BEGIN
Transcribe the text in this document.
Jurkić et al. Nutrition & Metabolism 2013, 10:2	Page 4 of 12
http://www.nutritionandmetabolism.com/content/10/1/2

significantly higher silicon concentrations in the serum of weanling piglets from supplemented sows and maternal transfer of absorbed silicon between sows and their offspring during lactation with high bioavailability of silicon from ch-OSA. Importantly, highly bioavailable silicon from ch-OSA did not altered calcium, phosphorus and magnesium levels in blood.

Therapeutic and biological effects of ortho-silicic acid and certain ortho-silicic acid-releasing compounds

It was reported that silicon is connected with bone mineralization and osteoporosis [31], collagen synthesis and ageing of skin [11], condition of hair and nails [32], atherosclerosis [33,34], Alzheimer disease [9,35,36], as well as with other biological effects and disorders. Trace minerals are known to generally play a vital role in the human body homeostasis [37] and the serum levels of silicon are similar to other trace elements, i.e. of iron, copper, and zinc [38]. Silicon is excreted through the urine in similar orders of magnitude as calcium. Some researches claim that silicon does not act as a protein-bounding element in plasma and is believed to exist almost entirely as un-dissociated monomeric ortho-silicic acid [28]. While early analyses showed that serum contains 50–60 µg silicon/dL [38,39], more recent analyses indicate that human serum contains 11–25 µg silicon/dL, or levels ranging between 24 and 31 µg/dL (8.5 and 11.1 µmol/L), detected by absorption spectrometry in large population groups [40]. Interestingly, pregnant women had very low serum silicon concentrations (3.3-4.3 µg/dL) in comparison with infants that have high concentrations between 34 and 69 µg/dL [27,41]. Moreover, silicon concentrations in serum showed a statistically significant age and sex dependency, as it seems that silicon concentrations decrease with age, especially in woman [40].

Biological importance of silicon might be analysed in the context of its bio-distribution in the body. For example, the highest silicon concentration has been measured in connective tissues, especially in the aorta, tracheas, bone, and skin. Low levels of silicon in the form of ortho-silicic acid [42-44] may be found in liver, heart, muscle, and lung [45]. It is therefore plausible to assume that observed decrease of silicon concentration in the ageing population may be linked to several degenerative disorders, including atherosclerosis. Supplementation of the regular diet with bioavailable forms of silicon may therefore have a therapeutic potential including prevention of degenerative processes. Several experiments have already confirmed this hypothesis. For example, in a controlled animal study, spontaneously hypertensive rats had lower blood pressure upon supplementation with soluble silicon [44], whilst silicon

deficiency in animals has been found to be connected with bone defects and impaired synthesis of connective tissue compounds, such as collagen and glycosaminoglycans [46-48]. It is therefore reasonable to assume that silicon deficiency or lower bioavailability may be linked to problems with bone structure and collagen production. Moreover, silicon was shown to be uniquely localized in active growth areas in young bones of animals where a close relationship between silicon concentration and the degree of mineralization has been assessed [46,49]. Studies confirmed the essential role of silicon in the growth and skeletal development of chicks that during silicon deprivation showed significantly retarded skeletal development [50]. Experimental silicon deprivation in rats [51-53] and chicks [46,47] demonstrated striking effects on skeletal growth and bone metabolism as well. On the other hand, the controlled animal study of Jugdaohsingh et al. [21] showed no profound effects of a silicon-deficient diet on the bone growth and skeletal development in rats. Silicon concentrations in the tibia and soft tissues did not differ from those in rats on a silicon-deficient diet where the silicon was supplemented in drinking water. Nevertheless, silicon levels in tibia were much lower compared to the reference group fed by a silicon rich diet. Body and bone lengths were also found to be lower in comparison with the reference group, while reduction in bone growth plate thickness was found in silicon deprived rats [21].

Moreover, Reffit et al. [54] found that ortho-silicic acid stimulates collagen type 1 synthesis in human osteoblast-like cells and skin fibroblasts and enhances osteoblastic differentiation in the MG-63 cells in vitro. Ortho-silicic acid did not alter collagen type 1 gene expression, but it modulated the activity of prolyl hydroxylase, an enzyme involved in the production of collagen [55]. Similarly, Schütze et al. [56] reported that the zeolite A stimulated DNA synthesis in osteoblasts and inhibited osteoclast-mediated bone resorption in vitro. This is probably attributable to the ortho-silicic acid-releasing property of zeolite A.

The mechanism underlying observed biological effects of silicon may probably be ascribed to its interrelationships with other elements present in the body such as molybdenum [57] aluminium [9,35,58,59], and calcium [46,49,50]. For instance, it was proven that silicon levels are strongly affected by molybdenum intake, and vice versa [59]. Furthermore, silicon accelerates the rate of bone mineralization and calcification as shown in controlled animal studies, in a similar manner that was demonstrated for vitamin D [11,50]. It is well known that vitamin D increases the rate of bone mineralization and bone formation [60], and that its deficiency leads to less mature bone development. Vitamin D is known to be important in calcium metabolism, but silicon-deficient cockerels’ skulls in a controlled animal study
END
→ **What is expected**: The task requires an exact copy of all the lines above.

→ **Exercise solution**:
Transcribe the text in this document.
Jurkić et al. Nutrition & Metabolism 2013, 10:2	Page 4 of 12
http://www.nutritionandmetabolism.com/content/10/1/2

significantly higher silicon concentrations in the serum of weanling piglets from supplemented sows and maternal transfer of absorbed silicon between sows and their offspring during lactation with high bioavailability of silicon from ch-OSA. Importantly, highly bioavailable silicon from ch-OSA did not altered calcium, phosphorus and magnesium levels in blood.

Therapeutic and biological effects of ortho-silicic acid and certain ortho-silicic acid-releasing compounds

It was reported that silicon is connected with bone mineralization and osteoporosis [31], collagen synthesis and ageing of skin [11], condition of hair and nails [32], atherosclerosis [33,34], Alzheimer disease [9,35,36], as well as with other biological effects and disorders. Trace minerals are known to generally play a vital role in the human body homeostasis [37] and the serum levels of silicon are similar to other trace elements, i.e. of iron, copper, and zinc [38]. Silicon is excreted through the urine in similar orders of magnitude as calcium. Some researches claim that silicon does not act as a protein-bounding element in plasma and is believed to exist almost entirely as un-dissociated monomeric ortho-silicic acid [28]. While early analyses showed that serum contains 50–60 µg silicon/dL [38,39], more recent analyses indicate that human serum contains 11–25 µg silicon/dL, or levels ranging between 24 and 31 µg/dL (8.5 and 11.1 µmol/L), detected by absorption spectrometry in large population groups [40]. Interestingly, pregnant women had very low serum silicon concentrations (3.3-4.3 µg/dL) in comparison with infants that have high concentrations between 34 and 69 µg/dL [27,41]. Moreover, silicon concentrations in serum showed a statistically significant age and sex dependency, as it seems that silicon concentrations decrease with age, especially in woman [40].

Biological importance of silicon might be analysed in the context of its bio-distribution in the body. For example, the highest silicon concentration has been measured in connective tissues, especially in the aorta, tracheas, bone, and skin. Low levels of silicon in the form of ortho-silicic acid [42-44] may be found in liver, heart, muscle, and lung [45]. It is therefore plausible to assume that observed decrease of silicon concentration in the ageing population may be linked to several degenerative disorders, including atherosclerosis. Supplementation of the regular diet with bioavailable forms of silicon may therefore have a therapeutic potential including prevention of degenerative processes. Several experiments have already confirmed this hypothesis. For example, in a controlled animal study, spontaneously hypertensive rats had lower blood pressure upon supplementation with soluble silicon [44], whilst silicon

deficiency in animals has been found to be connected with bone defects and impaired synthesis of connective tissue compounds, such as collagen and glycosaminoglycans [46-48]. It is therefore reasonable to assume that silicon deficiency or lower bioavailability may be linked to problems with bone structure and collagen production. Moreover, silicon was shown to be uniquely localized in active growth areas in young bones of animals where a close relationship between silicon concentration and the degree of mineralization has been assessed [46,49]. Studies confirmed the essential role of silicon in the growth and skeletal development of chicks that during silicon deprivation showed significantly retarded skeletal development [50]. Experimental silicon deprivation in rats [51-53] and chicks [46,47] demonstrated striking effects on skeletal growth and bone metabolism as well. On the other hand, the controlled animal study of Jugdaohsingh et al. [21] showed no profound effects of a silicon-deficient diet on the bone growth and skeletal development in rats. Silicon concentrations in the tibia and soft tissues did not differ from those in rats on a silicon-deficient diet where the silicon was supplemented in drinking water. Nevertheless, silicon levels in tibia were much lower compared to the reference group fed by a silicon rich diet. Body and bone lengths were also found to be lower in comparison with the reference group, while reduction in bone growth plate thickness was found in silicon deprived rats [21].

Moreover, Reffit et al. [54] found that ortho-silicic acid stimulates collagen type 1 synthesis in human osteoblast-like cells and skin fibroblasts and enhances osteoblastic differentiation in the MG-63 cells in vitro. Ortho-silicic acid did not alter collagen type 1 gene expression, but it modulated the activity of prolyl hydroxylase, an enzyme involved in the production of collagen [55]. Similarly, Schütze et al. [56] reported that the zeolite A stimulated DNA synthesis in osteoblasts and inhibited osteoclast-mediated bone resorption in vitro. This is probably attributable to the ortho-silicic acid-releasing property of zeolite A.

The mechanism underlying observed biological effects of silicon may probably be ascribed to its interrelationships with other elements present in the body such as molybdenum [57] aluminium [9,35,58,59], and calcium [46,49,50]. For instance, it was proven that silicon levels are strongly affected by molybdenum intake, and vice versa [59]. Furthermore, silicon accelerates the rate of bone mineralization and calcification as shown in controlled animal studies, in a similar manner that was demonstrated for vitamin D [11,50]. It is well known that vitamin D increases the rate of bone mineralization and bone formation [60], and that its deficiency leads to less mature bone development. Vitamin D is known to be important in calcium metabolism, but silicon-deficient cockerels’ skulls in a controlled animal study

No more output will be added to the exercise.